## Start Information supplied

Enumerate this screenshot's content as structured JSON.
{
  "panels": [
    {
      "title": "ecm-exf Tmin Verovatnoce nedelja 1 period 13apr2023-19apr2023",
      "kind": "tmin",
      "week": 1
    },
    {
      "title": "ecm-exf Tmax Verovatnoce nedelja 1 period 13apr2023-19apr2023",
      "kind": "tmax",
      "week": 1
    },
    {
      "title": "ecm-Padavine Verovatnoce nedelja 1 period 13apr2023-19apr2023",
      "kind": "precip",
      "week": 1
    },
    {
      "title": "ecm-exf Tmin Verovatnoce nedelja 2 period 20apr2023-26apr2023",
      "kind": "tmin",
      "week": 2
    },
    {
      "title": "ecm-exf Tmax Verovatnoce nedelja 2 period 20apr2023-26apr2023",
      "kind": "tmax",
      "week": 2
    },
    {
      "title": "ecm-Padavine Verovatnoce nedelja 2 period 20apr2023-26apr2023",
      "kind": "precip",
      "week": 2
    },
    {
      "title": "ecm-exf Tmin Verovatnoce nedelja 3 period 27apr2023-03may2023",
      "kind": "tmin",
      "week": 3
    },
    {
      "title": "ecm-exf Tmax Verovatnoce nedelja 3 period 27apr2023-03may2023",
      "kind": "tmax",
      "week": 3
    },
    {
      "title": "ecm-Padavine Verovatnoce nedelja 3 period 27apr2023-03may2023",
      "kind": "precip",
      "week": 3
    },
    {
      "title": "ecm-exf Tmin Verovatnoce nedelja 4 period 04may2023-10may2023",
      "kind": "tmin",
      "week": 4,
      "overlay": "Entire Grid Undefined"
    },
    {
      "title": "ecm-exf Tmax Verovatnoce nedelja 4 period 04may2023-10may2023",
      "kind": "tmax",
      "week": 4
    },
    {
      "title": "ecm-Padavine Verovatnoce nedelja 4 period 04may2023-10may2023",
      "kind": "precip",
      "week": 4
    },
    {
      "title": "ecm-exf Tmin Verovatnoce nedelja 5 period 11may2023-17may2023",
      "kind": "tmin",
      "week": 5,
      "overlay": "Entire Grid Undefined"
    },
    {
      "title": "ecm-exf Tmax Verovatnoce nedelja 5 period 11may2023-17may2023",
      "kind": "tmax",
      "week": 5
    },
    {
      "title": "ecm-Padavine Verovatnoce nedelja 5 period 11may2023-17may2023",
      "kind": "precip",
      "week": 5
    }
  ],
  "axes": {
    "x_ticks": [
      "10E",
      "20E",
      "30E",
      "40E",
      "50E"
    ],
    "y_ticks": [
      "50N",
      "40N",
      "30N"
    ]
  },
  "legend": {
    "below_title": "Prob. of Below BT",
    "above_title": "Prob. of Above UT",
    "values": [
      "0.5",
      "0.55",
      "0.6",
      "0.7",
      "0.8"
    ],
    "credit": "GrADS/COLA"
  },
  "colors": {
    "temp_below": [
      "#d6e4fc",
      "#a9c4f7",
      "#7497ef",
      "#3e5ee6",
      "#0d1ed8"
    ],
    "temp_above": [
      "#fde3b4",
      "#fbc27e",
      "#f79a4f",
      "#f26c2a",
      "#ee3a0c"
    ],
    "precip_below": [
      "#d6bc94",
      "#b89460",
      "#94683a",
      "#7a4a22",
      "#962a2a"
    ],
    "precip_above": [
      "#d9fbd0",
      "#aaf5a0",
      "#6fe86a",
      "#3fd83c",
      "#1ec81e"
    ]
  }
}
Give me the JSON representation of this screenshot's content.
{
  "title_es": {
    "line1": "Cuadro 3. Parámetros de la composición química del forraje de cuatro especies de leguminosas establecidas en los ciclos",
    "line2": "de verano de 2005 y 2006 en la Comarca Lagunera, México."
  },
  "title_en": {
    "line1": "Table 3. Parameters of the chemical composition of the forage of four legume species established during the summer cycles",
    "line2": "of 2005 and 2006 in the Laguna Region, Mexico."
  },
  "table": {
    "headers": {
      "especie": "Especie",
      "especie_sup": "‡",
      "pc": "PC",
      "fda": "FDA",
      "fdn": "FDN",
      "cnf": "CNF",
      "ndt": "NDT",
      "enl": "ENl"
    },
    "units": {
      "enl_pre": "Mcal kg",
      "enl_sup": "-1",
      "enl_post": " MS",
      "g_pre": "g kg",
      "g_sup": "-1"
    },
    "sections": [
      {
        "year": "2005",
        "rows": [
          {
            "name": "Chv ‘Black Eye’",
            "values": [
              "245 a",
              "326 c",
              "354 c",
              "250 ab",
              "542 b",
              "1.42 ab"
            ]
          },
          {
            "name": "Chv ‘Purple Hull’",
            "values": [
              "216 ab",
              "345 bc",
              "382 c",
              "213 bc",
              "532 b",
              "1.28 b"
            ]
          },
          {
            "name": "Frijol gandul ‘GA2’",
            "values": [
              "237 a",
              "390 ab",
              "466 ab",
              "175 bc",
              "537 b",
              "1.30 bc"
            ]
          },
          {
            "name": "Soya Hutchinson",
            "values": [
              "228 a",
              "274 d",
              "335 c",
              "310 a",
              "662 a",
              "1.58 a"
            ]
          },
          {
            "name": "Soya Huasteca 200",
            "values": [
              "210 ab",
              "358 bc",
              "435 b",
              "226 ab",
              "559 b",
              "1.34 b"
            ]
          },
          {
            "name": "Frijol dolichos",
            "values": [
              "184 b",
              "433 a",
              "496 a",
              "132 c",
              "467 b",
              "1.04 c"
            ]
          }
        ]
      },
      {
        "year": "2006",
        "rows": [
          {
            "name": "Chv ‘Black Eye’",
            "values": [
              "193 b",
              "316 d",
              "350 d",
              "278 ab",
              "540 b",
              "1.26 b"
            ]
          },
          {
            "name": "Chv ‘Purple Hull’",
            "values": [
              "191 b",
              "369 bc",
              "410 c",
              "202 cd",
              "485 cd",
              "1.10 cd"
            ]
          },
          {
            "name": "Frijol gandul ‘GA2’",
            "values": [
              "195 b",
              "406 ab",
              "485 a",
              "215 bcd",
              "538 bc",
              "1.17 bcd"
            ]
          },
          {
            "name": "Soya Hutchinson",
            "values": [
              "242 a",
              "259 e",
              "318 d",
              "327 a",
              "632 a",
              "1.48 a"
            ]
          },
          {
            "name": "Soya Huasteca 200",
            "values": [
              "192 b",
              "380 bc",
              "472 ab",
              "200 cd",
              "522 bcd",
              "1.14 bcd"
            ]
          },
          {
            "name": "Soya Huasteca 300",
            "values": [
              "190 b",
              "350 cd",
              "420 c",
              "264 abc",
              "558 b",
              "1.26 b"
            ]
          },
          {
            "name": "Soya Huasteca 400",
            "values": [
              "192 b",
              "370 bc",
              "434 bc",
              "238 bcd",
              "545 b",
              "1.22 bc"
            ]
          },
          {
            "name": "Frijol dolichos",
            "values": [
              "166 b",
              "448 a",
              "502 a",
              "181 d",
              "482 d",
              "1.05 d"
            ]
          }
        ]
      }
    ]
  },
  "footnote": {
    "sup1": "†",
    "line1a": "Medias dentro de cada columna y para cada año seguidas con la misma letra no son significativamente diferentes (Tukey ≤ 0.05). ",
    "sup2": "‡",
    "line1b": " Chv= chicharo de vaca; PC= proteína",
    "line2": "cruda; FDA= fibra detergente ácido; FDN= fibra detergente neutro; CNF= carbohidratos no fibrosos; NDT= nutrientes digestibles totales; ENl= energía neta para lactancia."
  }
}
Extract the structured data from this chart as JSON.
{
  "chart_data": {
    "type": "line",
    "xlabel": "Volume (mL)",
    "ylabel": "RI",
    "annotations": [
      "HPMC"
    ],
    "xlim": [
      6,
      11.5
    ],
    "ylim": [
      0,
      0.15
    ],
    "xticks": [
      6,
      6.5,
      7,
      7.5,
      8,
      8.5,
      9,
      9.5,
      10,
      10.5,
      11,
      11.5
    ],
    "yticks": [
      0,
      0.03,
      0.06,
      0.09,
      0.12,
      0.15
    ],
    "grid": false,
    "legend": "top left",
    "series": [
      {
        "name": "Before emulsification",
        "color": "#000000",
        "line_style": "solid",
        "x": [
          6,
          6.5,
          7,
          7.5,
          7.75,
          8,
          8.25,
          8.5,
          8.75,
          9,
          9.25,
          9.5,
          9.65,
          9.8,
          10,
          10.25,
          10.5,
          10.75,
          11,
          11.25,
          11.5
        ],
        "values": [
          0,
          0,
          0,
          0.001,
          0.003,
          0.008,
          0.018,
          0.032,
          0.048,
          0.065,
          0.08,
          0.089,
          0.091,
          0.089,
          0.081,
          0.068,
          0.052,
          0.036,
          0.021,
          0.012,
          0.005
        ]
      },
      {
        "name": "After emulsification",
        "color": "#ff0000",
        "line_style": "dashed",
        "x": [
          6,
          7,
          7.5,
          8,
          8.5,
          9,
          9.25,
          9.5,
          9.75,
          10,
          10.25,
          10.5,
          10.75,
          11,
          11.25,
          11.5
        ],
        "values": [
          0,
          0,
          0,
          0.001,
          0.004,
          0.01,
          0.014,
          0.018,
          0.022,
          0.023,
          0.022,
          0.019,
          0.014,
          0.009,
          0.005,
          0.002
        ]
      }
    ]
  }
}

## End Information supplied

◆ **Problem to work on**
From the records above, pick out and copy each line holding the word "screenshot".

◆ **The answer**
Enumerate this screenshot's content as structured JSON.
Give me the JSON representation of this screenshot's content.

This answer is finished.